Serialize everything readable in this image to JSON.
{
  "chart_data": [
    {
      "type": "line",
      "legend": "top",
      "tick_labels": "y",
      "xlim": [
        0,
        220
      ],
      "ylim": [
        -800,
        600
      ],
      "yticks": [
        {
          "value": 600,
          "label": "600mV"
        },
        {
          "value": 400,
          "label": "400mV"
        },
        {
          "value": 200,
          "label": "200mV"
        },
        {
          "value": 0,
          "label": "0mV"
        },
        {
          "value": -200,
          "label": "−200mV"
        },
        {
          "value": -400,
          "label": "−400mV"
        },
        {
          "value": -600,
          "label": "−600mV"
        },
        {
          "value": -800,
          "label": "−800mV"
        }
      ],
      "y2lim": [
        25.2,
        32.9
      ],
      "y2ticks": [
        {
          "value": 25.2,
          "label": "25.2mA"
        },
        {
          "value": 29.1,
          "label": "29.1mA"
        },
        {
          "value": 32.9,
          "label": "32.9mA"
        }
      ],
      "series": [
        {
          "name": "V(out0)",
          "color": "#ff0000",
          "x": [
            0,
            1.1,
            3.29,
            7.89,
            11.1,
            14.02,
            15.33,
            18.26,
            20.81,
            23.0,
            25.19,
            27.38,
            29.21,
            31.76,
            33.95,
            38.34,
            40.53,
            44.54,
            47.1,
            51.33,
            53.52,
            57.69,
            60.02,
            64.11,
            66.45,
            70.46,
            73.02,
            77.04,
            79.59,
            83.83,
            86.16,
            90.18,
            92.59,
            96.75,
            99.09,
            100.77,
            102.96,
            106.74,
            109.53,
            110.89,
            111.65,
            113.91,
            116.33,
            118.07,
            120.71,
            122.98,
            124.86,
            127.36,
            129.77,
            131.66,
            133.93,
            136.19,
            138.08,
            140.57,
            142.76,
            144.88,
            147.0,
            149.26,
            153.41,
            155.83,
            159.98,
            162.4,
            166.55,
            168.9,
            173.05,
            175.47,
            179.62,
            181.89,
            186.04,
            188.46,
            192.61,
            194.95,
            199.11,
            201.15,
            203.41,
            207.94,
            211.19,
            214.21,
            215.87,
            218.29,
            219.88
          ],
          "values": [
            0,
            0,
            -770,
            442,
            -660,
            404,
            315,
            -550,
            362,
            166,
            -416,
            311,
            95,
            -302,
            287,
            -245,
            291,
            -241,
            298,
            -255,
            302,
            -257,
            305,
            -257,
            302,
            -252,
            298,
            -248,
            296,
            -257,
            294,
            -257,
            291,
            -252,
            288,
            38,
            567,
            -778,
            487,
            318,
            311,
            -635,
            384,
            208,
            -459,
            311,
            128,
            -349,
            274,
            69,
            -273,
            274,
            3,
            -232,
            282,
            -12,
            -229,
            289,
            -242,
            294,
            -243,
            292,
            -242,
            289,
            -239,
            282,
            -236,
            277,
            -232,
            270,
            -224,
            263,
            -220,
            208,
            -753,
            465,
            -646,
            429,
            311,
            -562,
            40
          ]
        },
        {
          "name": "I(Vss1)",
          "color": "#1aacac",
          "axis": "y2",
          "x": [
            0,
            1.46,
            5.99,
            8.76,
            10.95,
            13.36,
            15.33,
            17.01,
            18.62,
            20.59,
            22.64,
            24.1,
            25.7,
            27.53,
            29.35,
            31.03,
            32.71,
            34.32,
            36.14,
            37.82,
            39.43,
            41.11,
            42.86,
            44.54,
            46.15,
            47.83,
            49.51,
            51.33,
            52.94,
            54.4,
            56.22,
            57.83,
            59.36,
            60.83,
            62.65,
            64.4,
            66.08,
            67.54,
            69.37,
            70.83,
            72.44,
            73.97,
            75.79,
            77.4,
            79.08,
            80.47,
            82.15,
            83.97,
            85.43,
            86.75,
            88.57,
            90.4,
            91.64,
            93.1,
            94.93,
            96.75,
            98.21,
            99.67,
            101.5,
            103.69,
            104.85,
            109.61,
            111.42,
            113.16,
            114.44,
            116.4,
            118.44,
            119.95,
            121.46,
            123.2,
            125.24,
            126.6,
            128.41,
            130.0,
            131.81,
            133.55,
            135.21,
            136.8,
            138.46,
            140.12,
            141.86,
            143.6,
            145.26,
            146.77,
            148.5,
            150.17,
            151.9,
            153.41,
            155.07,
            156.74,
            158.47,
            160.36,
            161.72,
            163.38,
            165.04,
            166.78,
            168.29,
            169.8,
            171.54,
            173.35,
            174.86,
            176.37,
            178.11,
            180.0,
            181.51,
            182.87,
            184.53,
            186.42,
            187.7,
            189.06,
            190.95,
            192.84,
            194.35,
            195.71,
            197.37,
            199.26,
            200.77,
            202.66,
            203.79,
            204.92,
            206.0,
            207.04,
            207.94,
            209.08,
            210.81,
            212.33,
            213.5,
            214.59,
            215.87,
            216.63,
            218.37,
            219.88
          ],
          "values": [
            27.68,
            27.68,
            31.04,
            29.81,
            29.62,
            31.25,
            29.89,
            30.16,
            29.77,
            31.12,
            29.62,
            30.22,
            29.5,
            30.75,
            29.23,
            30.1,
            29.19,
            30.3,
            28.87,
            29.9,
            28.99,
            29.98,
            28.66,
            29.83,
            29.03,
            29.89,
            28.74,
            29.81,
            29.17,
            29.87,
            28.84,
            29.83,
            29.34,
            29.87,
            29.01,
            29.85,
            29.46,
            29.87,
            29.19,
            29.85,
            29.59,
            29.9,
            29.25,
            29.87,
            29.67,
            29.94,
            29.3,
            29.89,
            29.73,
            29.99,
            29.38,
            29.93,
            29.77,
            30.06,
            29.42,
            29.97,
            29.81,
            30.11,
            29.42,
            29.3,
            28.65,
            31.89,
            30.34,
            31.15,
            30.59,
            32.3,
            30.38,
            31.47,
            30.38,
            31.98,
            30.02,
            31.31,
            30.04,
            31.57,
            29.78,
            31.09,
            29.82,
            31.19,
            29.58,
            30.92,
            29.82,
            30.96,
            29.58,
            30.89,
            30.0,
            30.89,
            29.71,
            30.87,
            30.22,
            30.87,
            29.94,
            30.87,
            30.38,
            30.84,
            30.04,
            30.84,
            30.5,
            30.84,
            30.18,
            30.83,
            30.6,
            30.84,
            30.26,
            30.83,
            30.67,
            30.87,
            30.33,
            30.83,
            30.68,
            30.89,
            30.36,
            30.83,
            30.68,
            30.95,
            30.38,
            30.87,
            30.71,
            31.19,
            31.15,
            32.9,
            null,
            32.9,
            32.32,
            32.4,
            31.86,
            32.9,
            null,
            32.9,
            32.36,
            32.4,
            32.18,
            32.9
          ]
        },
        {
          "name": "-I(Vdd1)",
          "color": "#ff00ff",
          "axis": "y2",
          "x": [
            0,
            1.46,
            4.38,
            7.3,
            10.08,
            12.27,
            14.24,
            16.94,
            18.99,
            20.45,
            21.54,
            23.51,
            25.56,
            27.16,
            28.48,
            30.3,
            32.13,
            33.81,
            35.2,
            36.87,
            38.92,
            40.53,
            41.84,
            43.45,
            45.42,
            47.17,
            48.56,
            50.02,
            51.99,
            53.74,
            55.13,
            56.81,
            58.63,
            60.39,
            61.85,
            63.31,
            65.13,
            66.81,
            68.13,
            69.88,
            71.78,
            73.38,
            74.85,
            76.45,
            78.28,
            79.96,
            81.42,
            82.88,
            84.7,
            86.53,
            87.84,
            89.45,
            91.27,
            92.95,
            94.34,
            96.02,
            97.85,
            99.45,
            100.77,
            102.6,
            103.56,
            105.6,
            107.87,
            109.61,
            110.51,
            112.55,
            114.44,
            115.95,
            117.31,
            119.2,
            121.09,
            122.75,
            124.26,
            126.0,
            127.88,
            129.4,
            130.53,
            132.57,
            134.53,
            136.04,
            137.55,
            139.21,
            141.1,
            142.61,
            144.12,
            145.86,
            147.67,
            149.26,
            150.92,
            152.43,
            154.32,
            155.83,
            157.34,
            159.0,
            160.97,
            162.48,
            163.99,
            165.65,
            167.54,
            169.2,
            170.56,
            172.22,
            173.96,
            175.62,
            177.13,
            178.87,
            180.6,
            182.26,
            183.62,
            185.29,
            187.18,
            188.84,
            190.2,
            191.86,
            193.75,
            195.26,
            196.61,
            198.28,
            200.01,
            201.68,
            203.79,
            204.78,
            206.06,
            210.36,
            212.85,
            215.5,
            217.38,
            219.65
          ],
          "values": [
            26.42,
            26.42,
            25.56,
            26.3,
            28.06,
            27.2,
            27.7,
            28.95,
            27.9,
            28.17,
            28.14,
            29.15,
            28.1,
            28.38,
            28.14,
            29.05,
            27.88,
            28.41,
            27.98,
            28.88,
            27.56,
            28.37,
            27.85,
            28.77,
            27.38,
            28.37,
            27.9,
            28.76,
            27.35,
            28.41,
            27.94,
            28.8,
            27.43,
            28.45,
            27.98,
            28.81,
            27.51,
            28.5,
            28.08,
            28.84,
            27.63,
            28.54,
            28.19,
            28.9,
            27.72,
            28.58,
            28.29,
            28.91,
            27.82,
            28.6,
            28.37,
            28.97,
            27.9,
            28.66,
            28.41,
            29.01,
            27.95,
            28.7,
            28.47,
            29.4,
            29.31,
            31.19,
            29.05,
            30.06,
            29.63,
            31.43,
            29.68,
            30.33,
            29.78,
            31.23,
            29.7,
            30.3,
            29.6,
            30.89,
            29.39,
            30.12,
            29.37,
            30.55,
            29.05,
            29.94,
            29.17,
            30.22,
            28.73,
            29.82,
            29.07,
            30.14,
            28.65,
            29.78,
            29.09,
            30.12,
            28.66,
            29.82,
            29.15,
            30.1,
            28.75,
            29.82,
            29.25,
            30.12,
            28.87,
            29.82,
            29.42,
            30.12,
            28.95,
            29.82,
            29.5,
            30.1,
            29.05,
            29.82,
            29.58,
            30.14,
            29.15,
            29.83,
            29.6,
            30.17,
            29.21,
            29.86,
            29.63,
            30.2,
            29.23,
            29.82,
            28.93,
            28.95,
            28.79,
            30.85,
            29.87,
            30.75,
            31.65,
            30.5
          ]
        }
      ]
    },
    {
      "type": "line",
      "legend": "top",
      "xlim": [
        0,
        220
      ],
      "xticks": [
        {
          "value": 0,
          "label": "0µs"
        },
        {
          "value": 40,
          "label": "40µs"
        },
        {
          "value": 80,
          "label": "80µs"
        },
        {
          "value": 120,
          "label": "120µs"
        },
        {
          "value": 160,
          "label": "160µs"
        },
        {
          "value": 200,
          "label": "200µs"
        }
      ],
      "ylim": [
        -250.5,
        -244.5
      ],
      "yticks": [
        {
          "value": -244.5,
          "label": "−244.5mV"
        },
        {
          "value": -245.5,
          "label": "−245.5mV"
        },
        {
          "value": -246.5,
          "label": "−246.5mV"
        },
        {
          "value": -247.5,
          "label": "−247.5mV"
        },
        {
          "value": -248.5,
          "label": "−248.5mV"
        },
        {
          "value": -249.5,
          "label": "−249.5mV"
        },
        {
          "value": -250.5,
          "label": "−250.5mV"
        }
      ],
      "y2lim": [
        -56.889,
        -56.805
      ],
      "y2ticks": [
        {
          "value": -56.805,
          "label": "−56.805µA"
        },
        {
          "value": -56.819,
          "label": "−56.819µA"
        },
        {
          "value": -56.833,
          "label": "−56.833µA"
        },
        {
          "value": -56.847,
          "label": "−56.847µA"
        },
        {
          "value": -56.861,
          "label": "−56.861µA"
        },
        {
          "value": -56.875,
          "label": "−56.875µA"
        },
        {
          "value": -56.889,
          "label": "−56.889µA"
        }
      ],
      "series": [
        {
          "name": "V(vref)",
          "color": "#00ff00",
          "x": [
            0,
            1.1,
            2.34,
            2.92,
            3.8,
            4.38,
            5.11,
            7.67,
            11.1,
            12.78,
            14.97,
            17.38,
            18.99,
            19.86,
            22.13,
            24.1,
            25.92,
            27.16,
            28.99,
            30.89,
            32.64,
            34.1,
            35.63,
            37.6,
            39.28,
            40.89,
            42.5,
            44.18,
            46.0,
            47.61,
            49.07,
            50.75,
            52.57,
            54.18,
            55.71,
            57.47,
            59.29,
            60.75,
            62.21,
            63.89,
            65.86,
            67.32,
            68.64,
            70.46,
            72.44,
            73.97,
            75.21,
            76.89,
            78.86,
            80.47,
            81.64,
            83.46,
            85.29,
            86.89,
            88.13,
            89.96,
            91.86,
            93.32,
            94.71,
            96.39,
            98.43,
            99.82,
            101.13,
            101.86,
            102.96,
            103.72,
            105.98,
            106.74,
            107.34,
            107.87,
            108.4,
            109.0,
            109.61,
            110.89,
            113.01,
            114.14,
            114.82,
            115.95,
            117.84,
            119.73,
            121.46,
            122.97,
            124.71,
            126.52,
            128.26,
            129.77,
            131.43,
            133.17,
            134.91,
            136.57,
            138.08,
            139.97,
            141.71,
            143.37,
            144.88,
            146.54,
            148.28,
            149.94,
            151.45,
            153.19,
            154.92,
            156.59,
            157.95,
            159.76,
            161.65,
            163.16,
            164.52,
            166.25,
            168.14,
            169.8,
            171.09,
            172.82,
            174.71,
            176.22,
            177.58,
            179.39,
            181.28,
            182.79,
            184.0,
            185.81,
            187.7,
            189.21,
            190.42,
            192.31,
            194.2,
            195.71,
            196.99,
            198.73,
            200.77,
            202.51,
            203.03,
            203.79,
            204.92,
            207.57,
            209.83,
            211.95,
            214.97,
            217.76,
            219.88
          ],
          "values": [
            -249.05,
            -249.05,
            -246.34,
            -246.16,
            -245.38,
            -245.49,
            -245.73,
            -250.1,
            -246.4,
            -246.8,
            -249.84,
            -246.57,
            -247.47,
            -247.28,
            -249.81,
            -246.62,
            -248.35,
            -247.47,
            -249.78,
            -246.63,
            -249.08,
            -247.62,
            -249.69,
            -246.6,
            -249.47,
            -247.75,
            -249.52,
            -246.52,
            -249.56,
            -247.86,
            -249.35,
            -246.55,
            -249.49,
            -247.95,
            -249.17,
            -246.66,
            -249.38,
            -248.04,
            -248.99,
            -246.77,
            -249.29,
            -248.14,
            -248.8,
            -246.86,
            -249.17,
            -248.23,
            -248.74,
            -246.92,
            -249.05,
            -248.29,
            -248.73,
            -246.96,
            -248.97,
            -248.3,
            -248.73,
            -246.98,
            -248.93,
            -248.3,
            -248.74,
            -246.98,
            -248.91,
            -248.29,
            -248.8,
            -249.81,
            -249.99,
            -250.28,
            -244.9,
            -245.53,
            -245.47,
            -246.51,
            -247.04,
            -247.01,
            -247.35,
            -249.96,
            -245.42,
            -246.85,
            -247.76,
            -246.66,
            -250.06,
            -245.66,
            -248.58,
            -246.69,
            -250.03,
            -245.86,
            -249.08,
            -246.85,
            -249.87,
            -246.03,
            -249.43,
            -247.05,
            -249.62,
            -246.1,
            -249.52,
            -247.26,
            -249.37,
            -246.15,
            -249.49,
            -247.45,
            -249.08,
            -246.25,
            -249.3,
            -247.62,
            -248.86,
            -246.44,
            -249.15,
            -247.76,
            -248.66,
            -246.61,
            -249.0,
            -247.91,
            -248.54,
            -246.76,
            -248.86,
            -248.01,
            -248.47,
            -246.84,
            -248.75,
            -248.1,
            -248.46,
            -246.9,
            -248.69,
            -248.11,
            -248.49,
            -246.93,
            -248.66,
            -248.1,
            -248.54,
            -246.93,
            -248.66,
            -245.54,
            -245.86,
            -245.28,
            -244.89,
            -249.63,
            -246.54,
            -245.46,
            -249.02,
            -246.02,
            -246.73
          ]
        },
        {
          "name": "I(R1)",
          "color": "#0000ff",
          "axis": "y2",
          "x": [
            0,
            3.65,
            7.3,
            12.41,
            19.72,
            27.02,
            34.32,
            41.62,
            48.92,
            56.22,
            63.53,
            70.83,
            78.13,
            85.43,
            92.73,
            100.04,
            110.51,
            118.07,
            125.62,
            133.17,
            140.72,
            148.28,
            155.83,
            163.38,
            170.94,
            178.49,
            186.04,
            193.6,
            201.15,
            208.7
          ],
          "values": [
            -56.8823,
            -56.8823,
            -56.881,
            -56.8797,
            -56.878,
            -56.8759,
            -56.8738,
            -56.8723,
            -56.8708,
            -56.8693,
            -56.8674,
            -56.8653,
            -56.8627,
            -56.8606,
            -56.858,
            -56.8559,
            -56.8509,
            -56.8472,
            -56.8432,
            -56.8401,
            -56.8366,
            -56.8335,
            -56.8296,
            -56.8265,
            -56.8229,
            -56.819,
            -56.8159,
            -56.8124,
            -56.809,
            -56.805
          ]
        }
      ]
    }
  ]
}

........

• [Problem to work on] Copy out each line that contains the word "name".

• [Task answer]
          "name": "V(out0)",
          "name": "I(Vss1)",
          "name": "-I(Vdd1)",
          "name": "V(vref)",
          "name": "I(R1)",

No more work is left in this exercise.